# Short task
Copy every line of the records below verbatim.

# Supplied entries
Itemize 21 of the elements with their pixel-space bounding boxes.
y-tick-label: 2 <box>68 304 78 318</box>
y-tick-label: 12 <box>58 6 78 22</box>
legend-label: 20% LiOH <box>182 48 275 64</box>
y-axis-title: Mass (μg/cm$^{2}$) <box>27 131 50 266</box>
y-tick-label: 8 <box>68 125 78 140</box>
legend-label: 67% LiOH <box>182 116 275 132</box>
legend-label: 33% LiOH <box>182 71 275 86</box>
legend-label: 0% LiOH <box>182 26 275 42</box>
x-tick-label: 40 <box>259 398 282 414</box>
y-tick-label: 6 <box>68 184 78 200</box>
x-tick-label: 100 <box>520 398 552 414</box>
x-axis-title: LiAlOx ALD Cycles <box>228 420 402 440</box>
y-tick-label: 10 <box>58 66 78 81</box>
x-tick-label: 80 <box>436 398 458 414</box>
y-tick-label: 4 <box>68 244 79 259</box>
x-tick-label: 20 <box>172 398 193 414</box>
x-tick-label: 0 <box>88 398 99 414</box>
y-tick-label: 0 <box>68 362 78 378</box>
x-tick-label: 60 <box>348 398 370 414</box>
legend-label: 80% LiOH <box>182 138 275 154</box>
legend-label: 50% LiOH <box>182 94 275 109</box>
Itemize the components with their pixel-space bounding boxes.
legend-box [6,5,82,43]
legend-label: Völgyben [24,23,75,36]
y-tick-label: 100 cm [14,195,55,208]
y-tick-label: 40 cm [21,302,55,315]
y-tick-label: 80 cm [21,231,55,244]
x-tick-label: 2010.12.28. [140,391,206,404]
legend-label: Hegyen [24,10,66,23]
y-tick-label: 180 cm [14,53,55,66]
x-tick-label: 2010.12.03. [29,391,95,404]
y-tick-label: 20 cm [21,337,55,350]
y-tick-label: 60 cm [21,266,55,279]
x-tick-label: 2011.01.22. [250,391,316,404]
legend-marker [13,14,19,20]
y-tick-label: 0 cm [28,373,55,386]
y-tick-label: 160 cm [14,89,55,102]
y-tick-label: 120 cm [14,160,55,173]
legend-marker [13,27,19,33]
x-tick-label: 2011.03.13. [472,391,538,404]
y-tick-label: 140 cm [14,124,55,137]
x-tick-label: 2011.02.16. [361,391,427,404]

# Result of this exercise
Itemize 21 of the elements with their pixel-space bounding boxes.
y-tick-label: 2 <box>68 304 78 318</box>
y-tick-label: 12 <box>58 6 78 22</box>
legend-label: 20% LiOH <box>182 48 275 64</box>
y-axis-title: Mass (μg/cm$^{2}$) <box>27 131 50 266</box>
y-tick-label: 8 <box>68 125 78 140</box>
legend-label: 67% LiOH <box>182 116 275 132</box>
legend-label: 33% LiOH <box>182 71 275 86</box>
legend-label: 0% LiOH <box>182 26 275 42</box>
x-tick-label: 40 <box>259 398 282 414</box>
y-tick-label: 6 <box>68 184 78 200</box>
x-tick-label: 100 <box>520 398 552 414</box>
x-axis-title: LiAlOx ALD Cycles <box>228 420 402 440</box>
y-tick-label: 10 <box>58 66 78 81</box>
x-tick-label: 80 <box>436 398 458 414</box>
y-tick-label: 4 <box>68 244 79 259</box>
x-tick-label: 20 <box>172 398 193 414</box>
x-tick-label: 0 <box>88 398 99 414</box>
y-tick-label: 0 <box>68 362 78 378</box>
x-tick-label: 60 <box>348 398 370 414</box>
legend-label: 80% LiOH <box>182 138 275 154</box>
legend-label: 50% LiOH <box>182 94 275 109</box>
Itemize the components with their pixel-space bounding boxes.
legend-box [6,5,82,43]
legend-label: Völgyben [24,23,75,36]
y-tick-label: 100 cm [14,195,55,208]
y-tick-label: 40 cm [21,302,55,315]
y-tick-label: 80 cm [21,231,55,244]
x-tick-label: 2010.12.28. [140,391,206,404]
legend-label: Hegyen [24,10,66,23]
y-tick-label: 180 cm [14,53,55,66]
x-tick-label: 2010.12.03. [29,391,95,404]
y-tick-label: 20 cm [21,337,55,350]
y-tick-label: 60 cm [21,266,55,279]
x-tick-label: 2011.01.22. [250,391,316,404]
legend-marker [13,14,19,20]
y-tick-label: 0 cm [28,373,55,386]
y-tick-label: 160 cm [14,89,55,102]
y-tick-label: 120 cm [14,160,55,173]
legend-marker [13,27,19,33]
x-tick-label: 2011.03.13. [472,391,538,404]
y-tick-label: 140 cm [14,124,55,137]
x-tick-label: 2011.02.16. [361,391,427,404]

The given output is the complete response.